Given instruction =>
State the number of lines that include the string "values", and write nothing else.
***** Provided information *****
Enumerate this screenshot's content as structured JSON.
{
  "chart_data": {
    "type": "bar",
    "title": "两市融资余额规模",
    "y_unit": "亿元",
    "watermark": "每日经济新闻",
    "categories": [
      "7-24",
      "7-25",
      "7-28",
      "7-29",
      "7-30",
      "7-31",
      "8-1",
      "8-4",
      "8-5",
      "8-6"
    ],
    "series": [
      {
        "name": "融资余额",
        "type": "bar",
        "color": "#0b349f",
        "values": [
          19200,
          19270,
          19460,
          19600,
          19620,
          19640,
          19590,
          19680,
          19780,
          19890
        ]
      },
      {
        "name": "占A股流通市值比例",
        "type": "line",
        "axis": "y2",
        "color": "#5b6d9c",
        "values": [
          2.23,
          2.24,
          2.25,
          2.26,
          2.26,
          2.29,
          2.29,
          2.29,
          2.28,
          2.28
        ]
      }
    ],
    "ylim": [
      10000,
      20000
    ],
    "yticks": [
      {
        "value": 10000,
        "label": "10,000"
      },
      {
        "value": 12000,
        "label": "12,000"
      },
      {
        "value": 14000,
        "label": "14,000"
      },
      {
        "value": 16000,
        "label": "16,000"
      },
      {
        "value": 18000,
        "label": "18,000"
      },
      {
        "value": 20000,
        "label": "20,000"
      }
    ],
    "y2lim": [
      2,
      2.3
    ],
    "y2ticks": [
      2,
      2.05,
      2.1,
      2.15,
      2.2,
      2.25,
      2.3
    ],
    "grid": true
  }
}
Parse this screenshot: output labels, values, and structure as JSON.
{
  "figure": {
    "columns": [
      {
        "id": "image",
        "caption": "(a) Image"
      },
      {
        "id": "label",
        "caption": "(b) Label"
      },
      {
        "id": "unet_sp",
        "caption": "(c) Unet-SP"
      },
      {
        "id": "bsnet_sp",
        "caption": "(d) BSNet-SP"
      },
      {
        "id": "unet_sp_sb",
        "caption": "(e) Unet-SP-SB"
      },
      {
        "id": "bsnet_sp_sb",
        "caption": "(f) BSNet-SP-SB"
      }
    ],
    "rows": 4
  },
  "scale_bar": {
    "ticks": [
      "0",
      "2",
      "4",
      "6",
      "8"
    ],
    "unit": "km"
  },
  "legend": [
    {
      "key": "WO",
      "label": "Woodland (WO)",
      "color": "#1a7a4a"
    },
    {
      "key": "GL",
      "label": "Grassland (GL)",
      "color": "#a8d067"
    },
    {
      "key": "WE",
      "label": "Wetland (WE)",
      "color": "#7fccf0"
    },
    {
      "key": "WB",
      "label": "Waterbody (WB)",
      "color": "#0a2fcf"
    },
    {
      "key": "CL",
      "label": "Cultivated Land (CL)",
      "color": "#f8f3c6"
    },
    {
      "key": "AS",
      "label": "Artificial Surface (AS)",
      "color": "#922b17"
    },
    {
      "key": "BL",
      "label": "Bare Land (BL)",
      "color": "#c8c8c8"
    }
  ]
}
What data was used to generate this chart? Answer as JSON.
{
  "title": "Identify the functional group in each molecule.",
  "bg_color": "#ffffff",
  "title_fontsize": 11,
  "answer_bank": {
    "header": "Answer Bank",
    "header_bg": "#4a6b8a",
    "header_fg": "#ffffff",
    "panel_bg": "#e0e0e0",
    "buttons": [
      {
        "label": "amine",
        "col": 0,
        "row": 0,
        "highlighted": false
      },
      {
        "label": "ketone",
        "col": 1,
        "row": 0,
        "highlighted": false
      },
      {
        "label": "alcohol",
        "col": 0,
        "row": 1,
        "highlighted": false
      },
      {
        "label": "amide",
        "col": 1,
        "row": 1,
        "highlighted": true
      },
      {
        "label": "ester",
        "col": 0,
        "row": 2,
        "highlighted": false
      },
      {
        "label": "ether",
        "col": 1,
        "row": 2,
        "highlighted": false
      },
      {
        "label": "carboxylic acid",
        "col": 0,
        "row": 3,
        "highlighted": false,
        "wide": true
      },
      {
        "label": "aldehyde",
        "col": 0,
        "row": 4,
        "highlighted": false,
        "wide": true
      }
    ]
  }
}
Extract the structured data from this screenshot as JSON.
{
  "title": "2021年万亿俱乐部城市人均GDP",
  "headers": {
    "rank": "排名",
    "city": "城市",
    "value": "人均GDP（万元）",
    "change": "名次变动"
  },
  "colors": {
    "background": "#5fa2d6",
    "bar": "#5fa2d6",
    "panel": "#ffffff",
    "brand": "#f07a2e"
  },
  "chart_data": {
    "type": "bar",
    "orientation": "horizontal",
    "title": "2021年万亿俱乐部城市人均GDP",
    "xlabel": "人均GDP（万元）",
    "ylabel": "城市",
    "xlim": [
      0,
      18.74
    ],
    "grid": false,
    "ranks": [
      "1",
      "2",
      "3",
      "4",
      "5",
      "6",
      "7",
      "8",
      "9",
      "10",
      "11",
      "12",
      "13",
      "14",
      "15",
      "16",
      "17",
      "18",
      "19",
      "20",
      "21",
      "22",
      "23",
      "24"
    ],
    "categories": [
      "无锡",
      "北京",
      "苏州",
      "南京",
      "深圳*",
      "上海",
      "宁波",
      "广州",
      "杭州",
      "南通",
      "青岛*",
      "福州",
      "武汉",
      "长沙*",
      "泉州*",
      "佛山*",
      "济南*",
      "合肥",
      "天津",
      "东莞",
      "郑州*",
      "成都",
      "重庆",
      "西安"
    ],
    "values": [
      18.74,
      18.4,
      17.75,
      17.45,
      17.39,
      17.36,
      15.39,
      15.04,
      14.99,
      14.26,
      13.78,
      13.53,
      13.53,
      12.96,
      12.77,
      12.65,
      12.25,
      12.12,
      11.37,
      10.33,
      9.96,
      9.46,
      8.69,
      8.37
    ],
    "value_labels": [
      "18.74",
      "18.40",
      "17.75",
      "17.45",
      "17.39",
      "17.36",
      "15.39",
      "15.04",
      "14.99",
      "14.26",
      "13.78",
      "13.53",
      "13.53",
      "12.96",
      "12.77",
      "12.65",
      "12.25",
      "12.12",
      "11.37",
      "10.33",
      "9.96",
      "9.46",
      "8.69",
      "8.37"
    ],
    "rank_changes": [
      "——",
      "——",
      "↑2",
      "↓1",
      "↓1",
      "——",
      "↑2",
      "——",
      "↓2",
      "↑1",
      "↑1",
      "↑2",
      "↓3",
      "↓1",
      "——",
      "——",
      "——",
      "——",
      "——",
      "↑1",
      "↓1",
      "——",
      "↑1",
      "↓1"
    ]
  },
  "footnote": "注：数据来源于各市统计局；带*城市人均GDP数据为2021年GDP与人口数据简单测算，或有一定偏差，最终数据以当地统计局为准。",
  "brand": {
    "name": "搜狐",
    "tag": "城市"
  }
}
*****
Complete output =>
4